> [Task details]: Reproduce the listing below in full and without alteration, apart from its pictures.

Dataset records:
************

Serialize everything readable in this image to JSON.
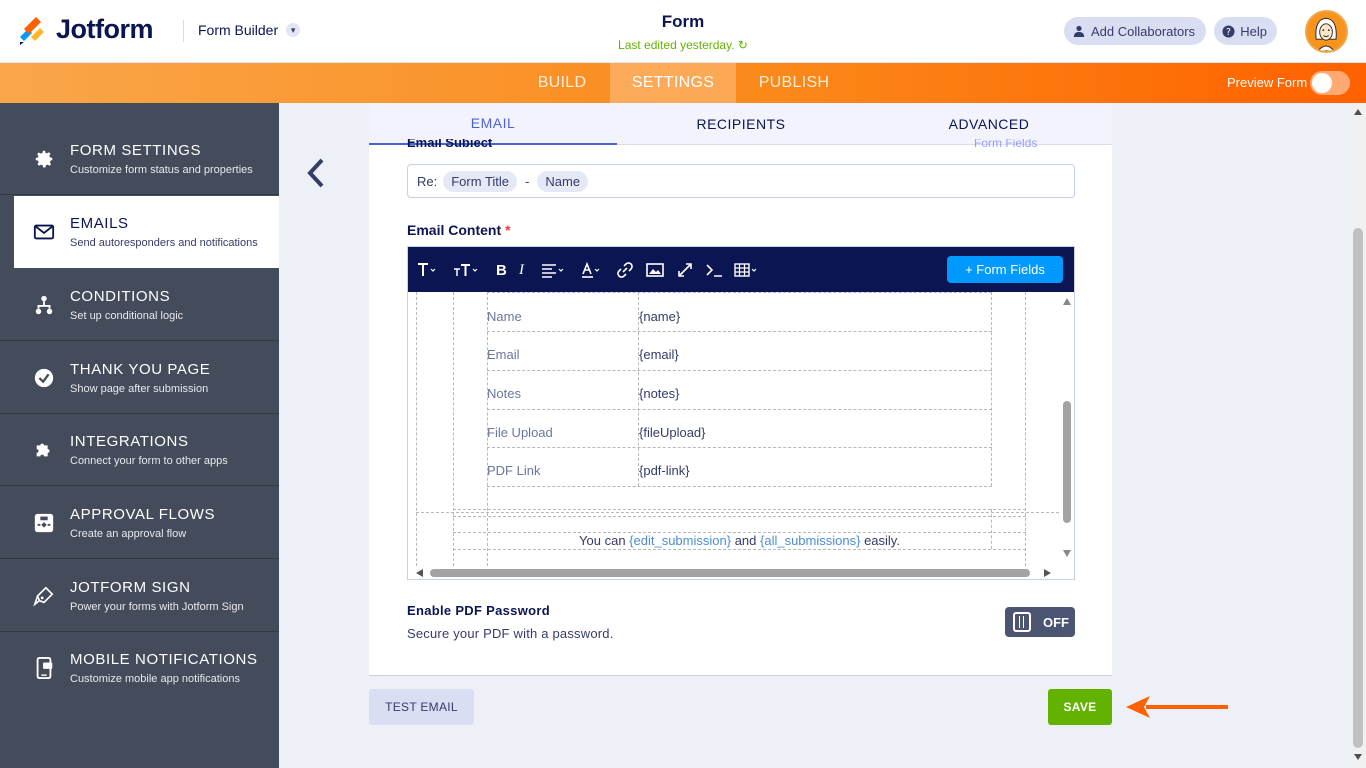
{
  "app": {
    "logo_text": "Jotform",
    "builder_label": "Form Builder",
    "form_title": "Form",
    "last_edited": "Last edited yesterday.",
    "add_collaborators": "Add Collaborators",
    "help": "Help"
  },
  "nav": {
    "tabs": [
      {
        "label": "BUILD"
      },
      {
        "label": "SETTINGS"
      },
      {
        "label": "PUBLISH"
      }
    ],
    "preview_label": "Preview Form"
  },
  "sidebar": {
    "items": [
      {
        "title": "FORM SETTINGS",
        "subtitle": "Customize form status and properties",
        "icon": "gear-icon"
      },
      {
        "title": "EMAILS",
        "subtitle": "Send autoresponders and notifications",
        "icon": "envelope-icon"
      },
      {
        "title": "CONDITIONS",
        "subtitle": "Set up conditional logic",
        "icon": "sitemap-icon"
      },
      {
        "title": "THANK YOU PAGE",
        "subtitle": "Show page after submission",
        "icon": "check-circle-icon"
      },
      {
        "title": "INTEGRATIONS",
        "subtitle": "Connect your form to other apps",
        "icon": "puzzle-icon"
      },
      {
        "title": "APPROVAL FLOWS",
        "subtitle": "Create an approval flow",
        "icon": "flow-icon"
      },
      {
        "title": "JOTFORM SIGN",
        "subtitle": "Power your forms with Jotform Sign",
        "icon": "pen-icon"
      },
      {
        "title": "MOBILE NOTIFICATIONS",
        "subtitle": "Customize mobile app notifications",
        "icon": "mobile-icon"
      }
    ]
  },
  "email_tabs": [
    {
      "label": "EMAIL"
    },
    {
      "label": "RECIPIENTS"
    },
    {
      "label": "ADVANCED"
    }
  ],
  "subject": {
    "label": "Email Subject",
    "form_fields_link": "Form Fields",
    "prefix": "Re:",
    "chip_1": "Form Title",
    "separator": "-",
    "chip_2": "Name"
  },
  "content": {
    "label": "Email Content",
    "required_mark": "*",
    "form_fields_button": "+ Form Fields",
    "rows": [
      {
        "key": "Name",
        "value": "{name}"
      },
      {
        "key": "Email",
        "value": "{email}"
      },
      {
        "key": "Notes",
        "value": "{notes}"
      },
      {
        "key": "File Upload",
        "value": "{fileUpload}"
      },
      {
        "key": "PDF Link",
        "value": "{pdf-link}"
      }
    ],
    "footer": {
      "part1": "You can ",
      "tag1": "{edit_submission}",
      "part2": " and ",
      "tag2": "{all_submissions}",
      "part3": " easily."
    }
  },
  "pdf_password": {
    "title": "Enable PDF Password",
    "subtitle": "Secure your PDF with a password.",
    "toggle_label": "OFF"
  },
  "buttons": {
    "test_email": "TEST EMAIL",
    "save": "SAVE"
  },
  "colors": {
    "brand_navy": "#0a1551",
    "save_green": "#64b200",
    "accent_blue": "#0099ff",
    "nav_orange": "#ff6100"
  }
}
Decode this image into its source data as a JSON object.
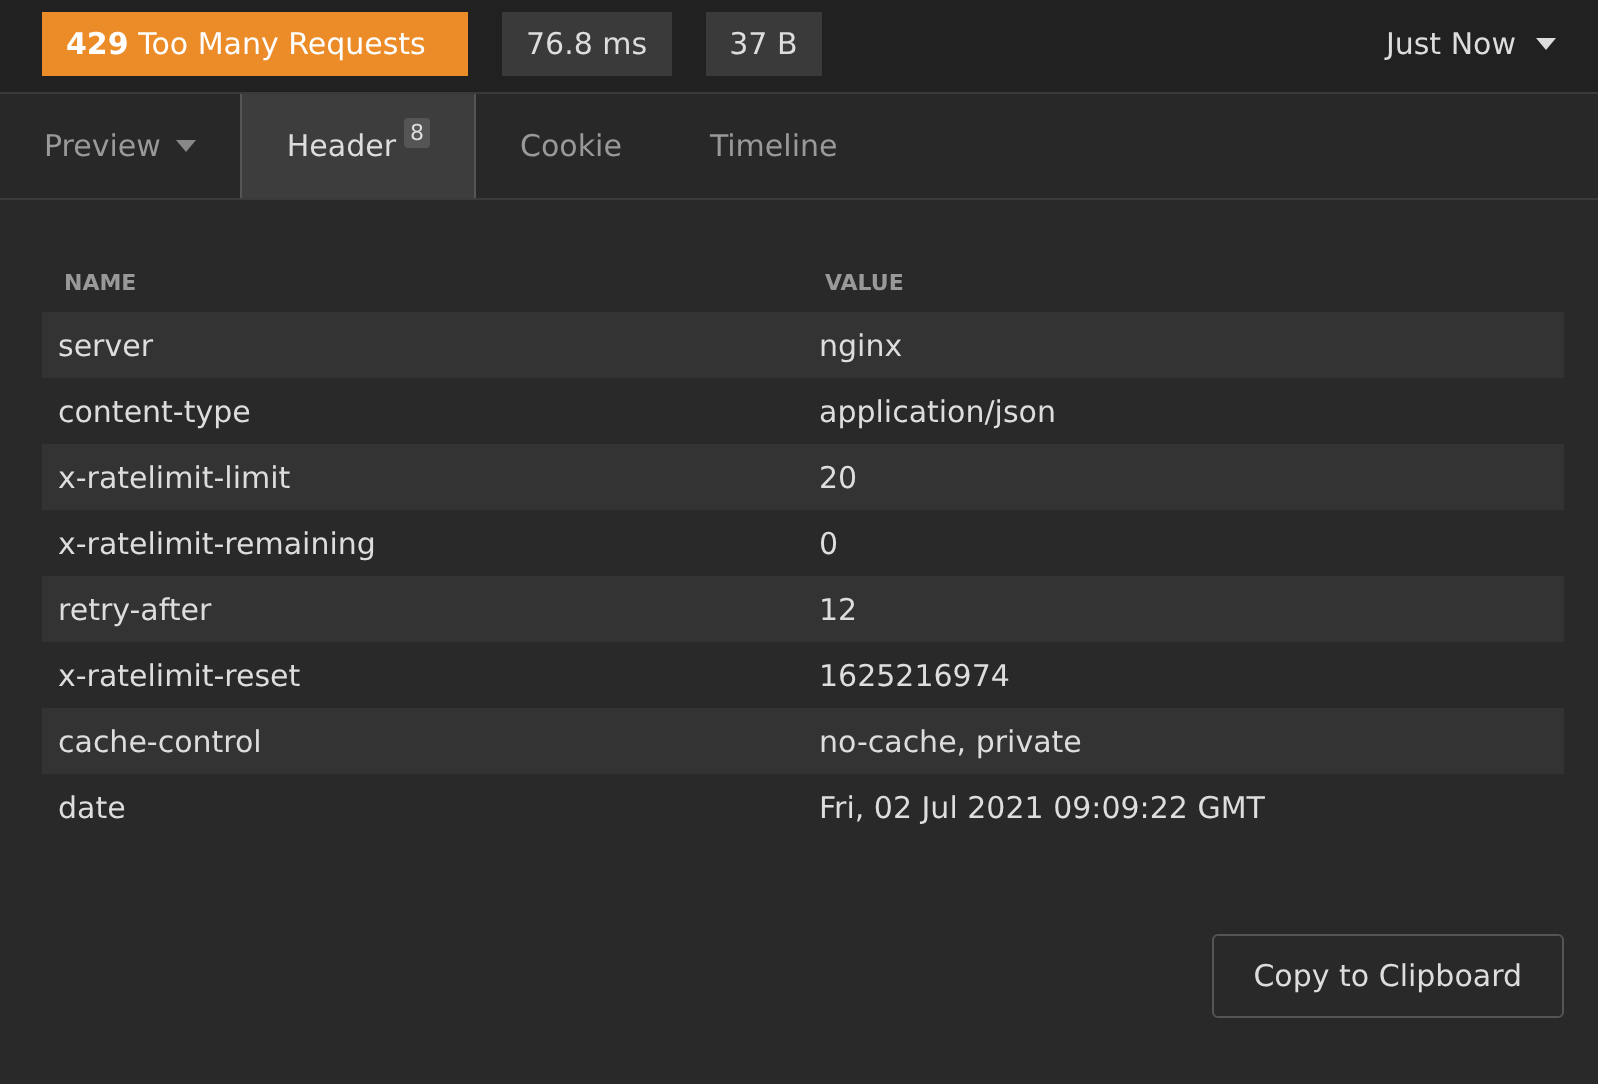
{
  "status": {
    "text": "**429** Too Many Requests",
    "time": "76.8 ms",
    "size": "37 B"
  },
  "history": {
    "label": "Just Now"
  },
  "tabs": [
    {
      "label": "Preview",
      "selected": false,
      "dropdown": true
    },
    {
      "label": "Header",
      "selected": true,
      "count": "8"
    },
    {
      "label": "Cookie",
      "selected": false
    },
    {
      "label": "Timeline",
      "selected": false
    }
  ],
  "table": {
    "columns": [
      "NAME",
      "VALUE"
    ],
    "rows": [
      [
        "server",
        "nginx"
      ],
      [
        "content-type",
        "application/json"
      ],
      [
        "x-ratelimit-limit",
        "20"
      ],
      [
        "x-ratelimit-remaining",
        "0"
      ],
      [
        "retry-after",
        "12"
      ],
      [
        "x-ratelimit-reset",
        "1625216974"
      ],
      [
        "cache-control",
        "no-cache, private"
      ],
      [
        "date",
        "Fri, 02 Jul 2021 09:09:22 GMT"
      ]
    ]
  },
  "buttons": [
    "Copy to Clipboard"
  ]
}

************

> [Complete response]:
Serialize everything readable in this image to JSON.
{
  "app": {
    "logo_text": "Jotform",
    "builder_label": "Form Builder",
    "form_title": "Form",
    "last_edited": "Last edited yesterday.",
    "add_collaborators": "Add Collaborators",
    "help": "Help"
  },
  "nav": {
    "tabs": [
      {
        "label": "BUILD"
      },
      {
        "label": "SETTINGS"
      },
      {
        "label": "PUBLISH"
      }
    ],
    "preview_label": "Preview Form"
  },
  "sidebar": {
    "items": [
      {
        "title": "FORM SETTINGS",
        "subtitle": "Customize form status and properties",
        "icon": "gear-icon"
      },
      {
        "title": "EMAILS",
        "subtitle": "Send autoresponders and notifications",
        "icon": "envelope-icon"
      },
      {
        "title": "CONDITIONS",
        "subtitle": "Set up conditional logic",
        "icon": "sitemap-icon"
      },
      {
        "title": "THANK YOU PAGE",
        "subtitle": "Show page after submission",
        "icon": "check-circle-icon"
      },
      {
        "title": "INTEGRATIONS",
        "subtitle": "Connect your form to other apps",
        "icon": "puzzle-icon"
      },
      {
        "title": "APPROVAL FLOWS",
        "subtitle": "Create an approval flow",
        "icon": "flow-icon"
      },
      {
        "title": "JOTFORM SIGN",
        "subtitle": "Power your forms with Jotform Sign",
        "icon": "pen-icon"
      },
      {
        "title": "MOBILE NOTIFICATIONS",
        "subtitle": "Customize mobile app notifications",
        "icon": "mobile-icon"
      }
    ]
  },
  "email_tabs": [
    {
      "label": "EMAIL"
    },
    {
      "label": "RECIPIENTS"
    },
    {
      "label": "ADVANCED"
    }
  ],
  "subject": {
    "label": "Email Subject",
    "form_fields_link": "Form Fields",
    "prefix": "Re:",
    "chip_1": "Form Title",
    "separator": "-",
    "chip_2": "Name"
  },
  "content": {
    "label": "Email Content",
    "required_mark": "*",
    "form_fields_button": "+ Form Fields",
    "rows": [
      {
        "key": "Name",
        "value": "{name}"
      },
      {
        "key": "Email",
        "value": "{email}"
      },
      {
        "key": "Notes",
        "value": "{notes}"
      },
      {
        "key": "File Upload",
        "value": "{fileUpload}"
      },
      {
        "key": "PDF Link",
        "value": "{pdf-link}"
      }
    ],
    "footer": {
      "part1": "You can ",
      "tag1": "{edit_submission}",
      "part2": " and ",
      "tag2": "{all_submissions}",
      "part3": " easily."
    }
  },
  "pdf_password": {
    "title": "Enable PDF Password",
    "subtitle": "Secure your PDF with a password.",
    "toggle_label": "OFF"
  },
  "buttons": {
    "test_email": "TEST EMAIL",
    "save": "SAVE"
  },
  "colors": {
    "brand_navy": "#0a1551",
    "save_green": "#64b200",
    "accent_blue": "#0099ff",
    "nav_orange": "#ff6100"
  }
}
Decode this image into its source data as a JSON object.
{
  "status": {
    "text": "**429** Too Many Requests",
    "time": "76.8 ms",
    "size": "37 B"
  },
  "history": {
    "label": "Just Now"
  },
  "tabs": [
    {
      "label": "Preview",
      "selected": false,
      "dropdown": true
    },
    {
      "label": "Header",
      "selected": true,
      "count": "8"
    },
    {
      "label": "Cookie",
      "selected": false
    },
    {
      "label": "Timeline",
      "selected": false
    }
  ],
  "table": {
    "columns": [
      "NAME",
      "VALUE"
    ],
    "rows": [
      [
        "server",
        "nginx"
      ],
      [
        "content-type",
        "application/json"
      ],
      [
        "x-ratelimit-limit",
        "20"
      ],
      [
        "x-ratelimit-remaining",
        "0"
      ],
      [
        "retry-after",
        "12"
      ],
      [
        "x-ratelimit-reset",
        "1625216974"
      ],
      [
        "cache-control",
        "no-cache, private"
      ],
      [
        "date",
        "Fri, 02 Jul 2021 09:09:22 GMT"
      ]
    ]
  },
  "buttons": [
    "Copy to Clipboard"
  ]
}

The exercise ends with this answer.